- TASK DIRECTIONS -
Copy each line with the word "name" in it.

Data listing
══════════════════════════════

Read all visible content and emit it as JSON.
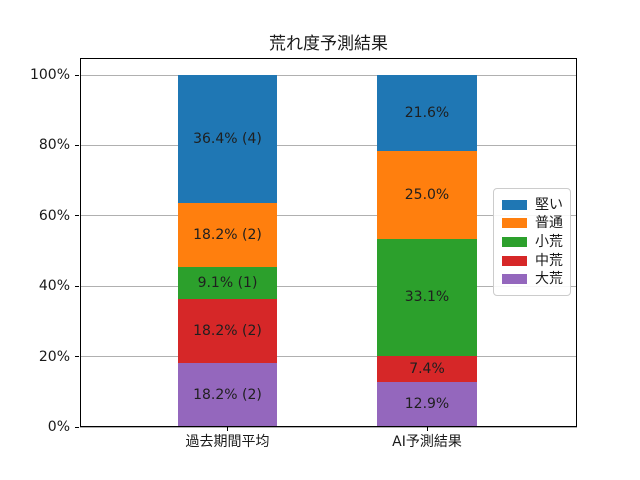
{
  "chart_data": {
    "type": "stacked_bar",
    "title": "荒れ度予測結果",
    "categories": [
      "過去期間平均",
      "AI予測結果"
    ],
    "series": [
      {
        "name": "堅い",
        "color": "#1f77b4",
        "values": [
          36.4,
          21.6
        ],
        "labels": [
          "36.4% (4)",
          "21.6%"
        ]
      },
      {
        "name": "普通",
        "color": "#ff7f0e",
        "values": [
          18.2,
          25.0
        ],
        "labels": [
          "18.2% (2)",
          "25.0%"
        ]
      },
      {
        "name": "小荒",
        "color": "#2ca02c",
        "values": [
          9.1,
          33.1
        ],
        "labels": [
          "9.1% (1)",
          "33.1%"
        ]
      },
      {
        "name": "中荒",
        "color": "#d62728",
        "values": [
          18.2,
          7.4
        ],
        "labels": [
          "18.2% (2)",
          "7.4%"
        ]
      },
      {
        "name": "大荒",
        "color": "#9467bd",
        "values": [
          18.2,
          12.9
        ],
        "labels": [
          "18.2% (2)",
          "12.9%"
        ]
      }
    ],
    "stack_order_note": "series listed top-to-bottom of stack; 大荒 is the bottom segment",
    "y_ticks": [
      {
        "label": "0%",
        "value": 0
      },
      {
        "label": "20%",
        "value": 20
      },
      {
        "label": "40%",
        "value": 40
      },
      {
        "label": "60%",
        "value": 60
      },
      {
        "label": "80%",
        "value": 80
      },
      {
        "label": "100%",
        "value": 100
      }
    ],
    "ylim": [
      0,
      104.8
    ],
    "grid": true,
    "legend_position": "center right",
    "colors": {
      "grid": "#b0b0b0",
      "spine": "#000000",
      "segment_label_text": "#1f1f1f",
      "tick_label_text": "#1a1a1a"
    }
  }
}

══════════════════════════════

- FULL RESPONSE -
        "name": "堅い",
        "name": "普通",
        "name": "小荒",
        "name": "中荒",
        "name": "大荒",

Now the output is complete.